Copy out the entries in full and with complete accuracy; pictures are excluded.

--- DATA FOR PROCESSING ---

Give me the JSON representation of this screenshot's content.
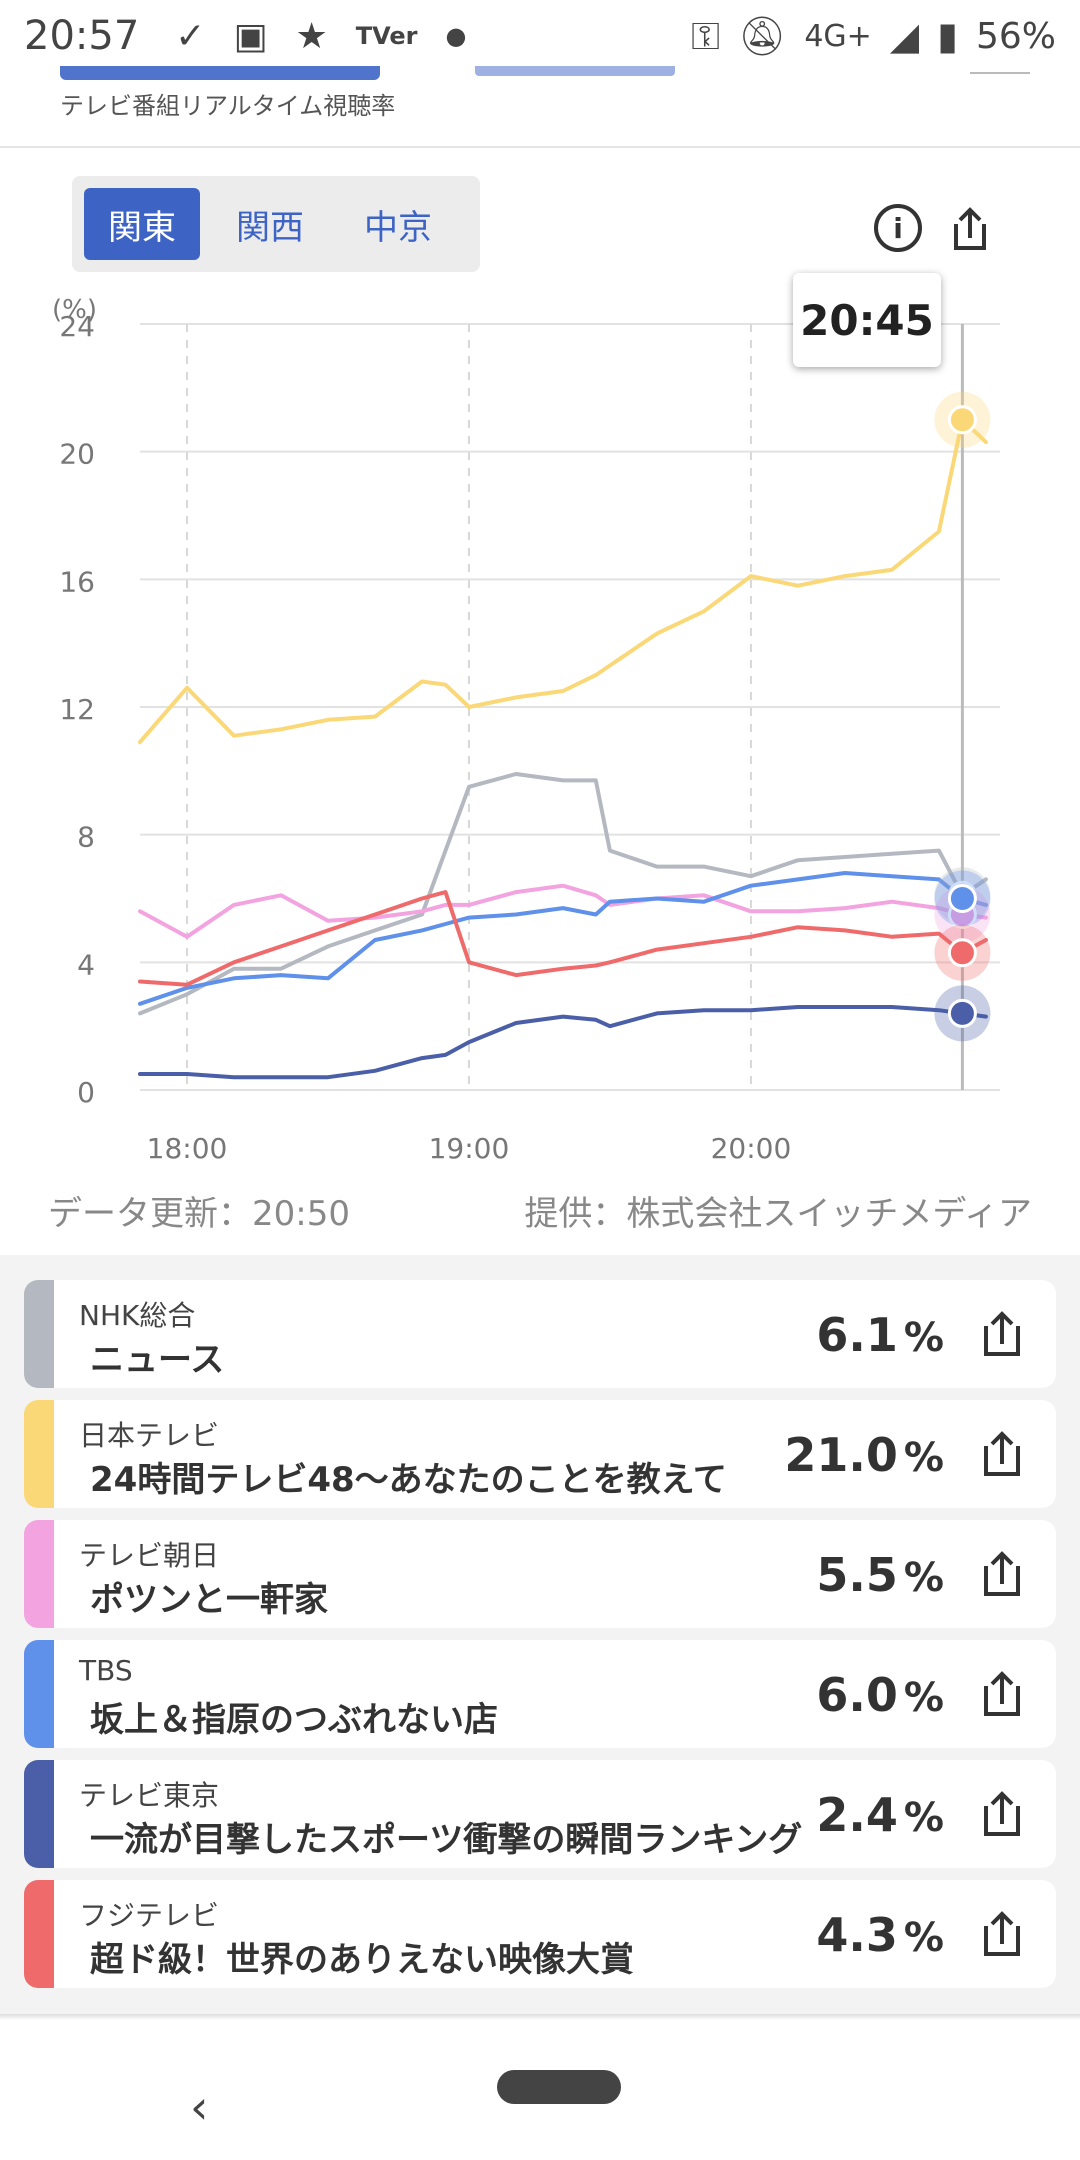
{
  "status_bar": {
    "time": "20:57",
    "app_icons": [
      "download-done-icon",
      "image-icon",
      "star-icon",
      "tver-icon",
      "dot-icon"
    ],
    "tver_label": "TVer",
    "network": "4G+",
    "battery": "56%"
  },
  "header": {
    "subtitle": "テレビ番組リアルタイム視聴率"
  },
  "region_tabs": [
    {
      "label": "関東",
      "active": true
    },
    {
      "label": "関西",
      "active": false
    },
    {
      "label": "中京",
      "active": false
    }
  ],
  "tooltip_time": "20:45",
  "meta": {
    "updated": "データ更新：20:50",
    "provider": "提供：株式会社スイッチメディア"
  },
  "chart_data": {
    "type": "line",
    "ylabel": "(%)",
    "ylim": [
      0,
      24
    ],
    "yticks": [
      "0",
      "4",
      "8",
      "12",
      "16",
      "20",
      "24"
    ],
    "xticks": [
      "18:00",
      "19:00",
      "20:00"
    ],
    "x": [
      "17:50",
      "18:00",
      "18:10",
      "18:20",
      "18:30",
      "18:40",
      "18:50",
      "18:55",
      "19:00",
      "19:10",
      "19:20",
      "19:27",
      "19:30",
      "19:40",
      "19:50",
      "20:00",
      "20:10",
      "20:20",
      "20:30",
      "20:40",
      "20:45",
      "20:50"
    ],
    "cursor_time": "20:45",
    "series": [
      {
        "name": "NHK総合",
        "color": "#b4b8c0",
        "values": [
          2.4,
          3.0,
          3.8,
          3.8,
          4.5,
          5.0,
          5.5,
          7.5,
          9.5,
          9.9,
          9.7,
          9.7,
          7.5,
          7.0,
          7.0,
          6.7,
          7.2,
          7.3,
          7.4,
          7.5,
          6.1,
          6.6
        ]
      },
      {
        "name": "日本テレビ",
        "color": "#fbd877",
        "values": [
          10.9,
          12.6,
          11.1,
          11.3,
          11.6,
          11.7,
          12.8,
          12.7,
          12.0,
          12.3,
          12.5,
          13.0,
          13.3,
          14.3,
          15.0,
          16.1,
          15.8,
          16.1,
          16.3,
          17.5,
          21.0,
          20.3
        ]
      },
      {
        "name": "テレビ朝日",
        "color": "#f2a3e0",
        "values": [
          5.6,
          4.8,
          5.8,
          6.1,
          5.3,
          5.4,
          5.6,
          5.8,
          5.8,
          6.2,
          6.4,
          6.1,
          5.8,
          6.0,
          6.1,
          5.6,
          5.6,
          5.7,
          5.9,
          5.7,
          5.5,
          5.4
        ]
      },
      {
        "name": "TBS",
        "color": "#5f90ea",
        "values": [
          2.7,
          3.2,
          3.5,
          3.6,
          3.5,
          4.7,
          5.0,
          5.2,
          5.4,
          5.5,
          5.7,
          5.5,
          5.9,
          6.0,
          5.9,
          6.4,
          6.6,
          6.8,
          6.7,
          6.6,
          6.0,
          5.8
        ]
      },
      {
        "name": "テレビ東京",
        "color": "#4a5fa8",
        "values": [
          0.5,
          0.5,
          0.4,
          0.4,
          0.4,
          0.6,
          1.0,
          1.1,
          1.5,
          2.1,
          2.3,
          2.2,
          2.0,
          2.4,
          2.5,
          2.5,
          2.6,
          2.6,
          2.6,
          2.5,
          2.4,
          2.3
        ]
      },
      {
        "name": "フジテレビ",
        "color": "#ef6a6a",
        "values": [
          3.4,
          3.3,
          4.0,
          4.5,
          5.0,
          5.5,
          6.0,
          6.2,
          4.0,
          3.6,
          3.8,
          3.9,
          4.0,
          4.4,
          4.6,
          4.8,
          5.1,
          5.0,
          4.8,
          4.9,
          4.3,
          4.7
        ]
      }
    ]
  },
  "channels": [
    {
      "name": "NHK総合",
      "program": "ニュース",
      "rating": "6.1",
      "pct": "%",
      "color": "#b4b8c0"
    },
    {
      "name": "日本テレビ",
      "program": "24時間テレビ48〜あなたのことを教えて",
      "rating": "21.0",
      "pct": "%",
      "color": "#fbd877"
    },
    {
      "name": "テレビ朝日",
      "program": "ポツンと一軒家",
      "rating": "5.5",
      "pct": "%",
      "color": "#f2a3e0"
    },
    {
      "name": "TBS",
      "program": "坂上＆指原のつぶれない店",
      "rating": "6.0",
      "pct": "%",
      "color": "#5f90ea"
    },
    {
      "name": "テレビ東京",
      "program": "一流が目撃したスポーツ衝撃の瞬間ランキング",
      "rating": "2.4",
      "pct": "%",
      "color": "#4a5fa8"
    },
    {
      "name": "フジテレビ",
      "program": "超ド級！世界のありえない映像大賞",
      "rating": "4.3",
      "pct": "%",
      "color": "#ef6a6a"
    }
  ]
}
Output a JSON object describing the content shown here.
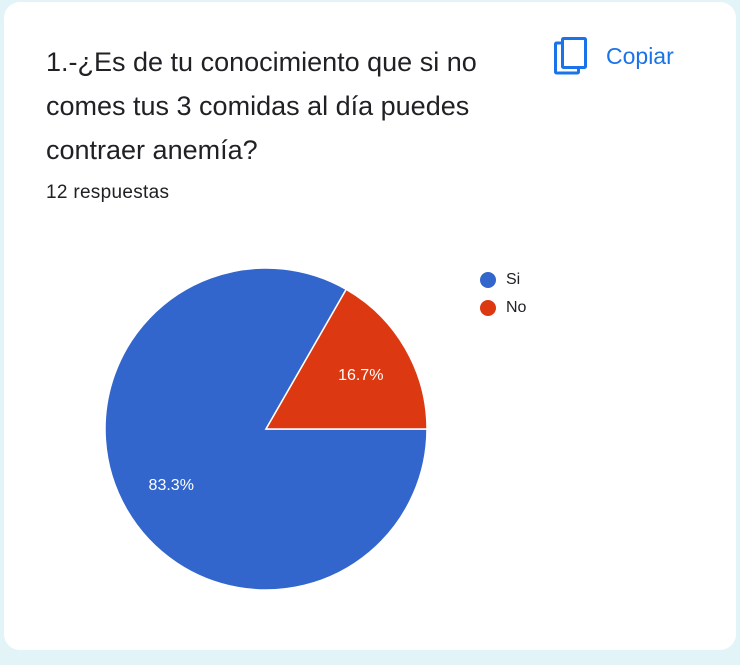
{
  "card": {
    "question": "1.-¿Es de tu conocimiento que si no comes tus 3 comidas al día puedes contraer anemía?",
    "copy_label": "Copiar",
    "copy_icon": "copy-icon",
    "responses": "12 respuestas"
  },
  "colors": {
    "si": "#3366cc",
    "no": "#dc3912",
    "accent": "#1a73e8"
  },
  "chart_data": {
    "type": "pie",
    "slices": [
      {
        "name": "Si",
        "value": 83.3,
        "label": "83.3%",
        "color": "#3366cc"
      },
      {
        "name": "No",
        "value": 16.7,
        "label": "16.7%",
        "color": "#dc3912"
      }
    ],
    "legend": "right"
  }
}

---

• [WRITTEN SOLUTION]:
Give me the JSON representation of this screenshot's content.
{
  "status_bar": {
    "time": "20:57",
    "app_icons": [
      "download-done-icon",
      "image-icon",
      "star-icon",
      "tver-icon",
      "dot-icon"
    ],
    "tver_label": "TVer",
    "network": "4G+",
    "battery": "56%"
  },
  "header": {
    "subtitle": "テレビ番組リアルタイム視聴率"
  },
  "region_tabs": [
    {
      "label": "関東",
      "active": true
    },
    {
      "label": "関西",
      "active": false
    },
    {
      "label": "中京",
      "active": false
    }
  ],
  "tooltip_time": "20:45",
  "meta": {
    "updated": "データ更新：20:50",
    "provider": "提供：株式会社スイッチメディア"
  },
  "chart_data": {
    "type": "line",
    "ylabel": "(%)",
    "ylim": [
      0,
      24
    ],
    "yticks": [
      "0",
      "4",
      "8",
      "12",
      "16",
      "20",
      "24"
    ],
    "xticks": [
      "18:00",
      "19:00",
      "20:00"
    ],
    "x": [
      "17:50",
      "18:00",
      "18:10",
      "18:20",
      "18:30",
      "18:40",
      "18:50",
      "18:55",
      "19:00",
      "19:10",
      "19:20",
      "19:27",
      "19:30",
      "19:40",
      "19:50",
      "20:00",
      "20:10",
      "20:20",
      "20:30",
      "20:40",
      "20:45",
      "20:50"
    ],
    "cursor_time": "20:45",
    "series": [
      {
        "name": "NHK総合",
        "color": "#b4b8c0",
        "values": [
          2.4,
          3.0,
          3.8,
          3.8,
          4.5,
          5.0,
          5.5,
          7.5,
          9.5,
          9.9,
          9.7,
          9.7,
          7.5,
          7.0,
          7.0,
          6.7,
          7.2,
          7.3,
          7.4,
          7.5,
          6.1,
          6.6
        ]
      },
      {
        "name": "日本テレビ",
        "color": "#fbd877",
        "values": [
          10.9,
          12.6,
          11.1,
          11.3,
          11.6,
          11.7,
          12.8,
          12.7,
          12.0,
          12.3,
          12.5,
          13.0,
          13.3,
          14.3,
          15.0,
          16.1,
          15.8,
          16.1,
          16.3,
          17.5,
          21.0,
          20.3
        ]
      },
      {
        "name": "テレビ朝日",
        "color": "#f2a3e0",
        "values": [
          5.6,
          4.8,
          5.8,
          6.1,
          5.3,
          5.4,
          5.6,
          5.8,
          5.8,
          6.2,
          6.4,
          6.1,
          5.8,
          6.0,
          6.1,
          5.6,
          5.6,
          5.7,
          5.9,
          5.7,
          5.5,
          5.4
        ]
      },
      {
        "name": "TBS",
        "color": "#5f90ea",
        "values": [
          2.7,
          3.2,
          3.5,
          3.6,
          3.5,
          4.7,
          5.0,
          5.2,
          5.4,
          5.5,
          5.7,
          5.5,
          5.9,
          6.0,
          5.9,
          6.4,
          6.6,
          6.8,
          6.7,
          6.6,
          6.0,
          5.8
        ]
      },
      {
        "name": "テレビ東京",
        "color": "#4a5fa8",
        "values": [
          0.5,
          0.5,
          0.4,
          0.4,
          0.4,
          0.6,
          1.0,
          1.1,
          1.5,
          2.1,
          2.3,
          2.2,
          2.0,
          2.4,
          2.5,
          2.5,
          2.6,
          2.6,
          2.6,
          2.5,
          2.4,
          2.3
        ]
      },
      {
        "name": "フジテレビ",
        "color": "#ef6a6a",
        "values": [
          3.4,
          3.3,
          4.0,
          4.5,
          5.0,
          5.5,
          6.0,
          6.2,
          4.0,
          3.6,
          3.8,
          3.9,
          4.0,
          4.4,
          4.6,
          4.8,
          5.1,
          5.0,
          4.8,
          4.9,
          4.3,
          4.7
        ]
      }
    ]
  },
  "channels": [
    {
      "name": "NHK総合",
      "program": "ニュース",
      "rating": "6.1",
      "pct": "%",
      "color": "#b4b8c0"
    },
    {
      "name": "日本テレビ",
      "program": "24時間テレビ48〜あなたのことを教えて",
      "rating": "21.0",
      "pct": "%",
      "color": "#fbd877"
    },
    {
      "name": "テレビ朝日",
      "program": "ポツンと一軒家",
      "rating": "5.5",
      "pct": "%",
      "color": "#f2a3e0"
    },
    {
      "name": "TBS",
      "program": "坂上＆指原のつぶれない店",
      "rating": "6.0",
      "pct": "%",
      "color": "#5f90ea"
    },
    {
      "name": "テレビ東京",
      "program": "一流が目撃したスポーツ衝撃の瞬間ランキング",
      "rating": "2.4",
      "pct": "%",
      "color": "#4a5fa8"
    },
    {
      "name": "フジテレビ",
      "program": "超ド級！世界のありえない映像大賞",
      "rating": "4.3",
      "pct": "%",
      "color": "#ef6a6a"
    }
  ]
}
Output a JSON object describing the content shown here.
{
  "card": {
    "question": "1.-¿Es de tu conocimiento que si no comes tus 3 comidas al día puedes contraer anemía?",
    "copy_label": "Copiar",
    "copy_icon": "copy-icon",
    "responses": "12 respuestas"
  },
  "colors": {
    "si": "#3366cc",
    "no": "#dc3912",
    "accent": "#1a73e8"
  },
  "chart_data": {
    "type": "pie",
    "slices": [
      {
        "name": "Si",
        "value": 83.3,
        "label": "83.3%",
        "color": "#3366cc"
      },
      {
        "name": "No",
        "value": 16.7,
        "label": "16.7%",
        "color": "#dc3912"
      }
    ],
    "legend": "right"
  }
}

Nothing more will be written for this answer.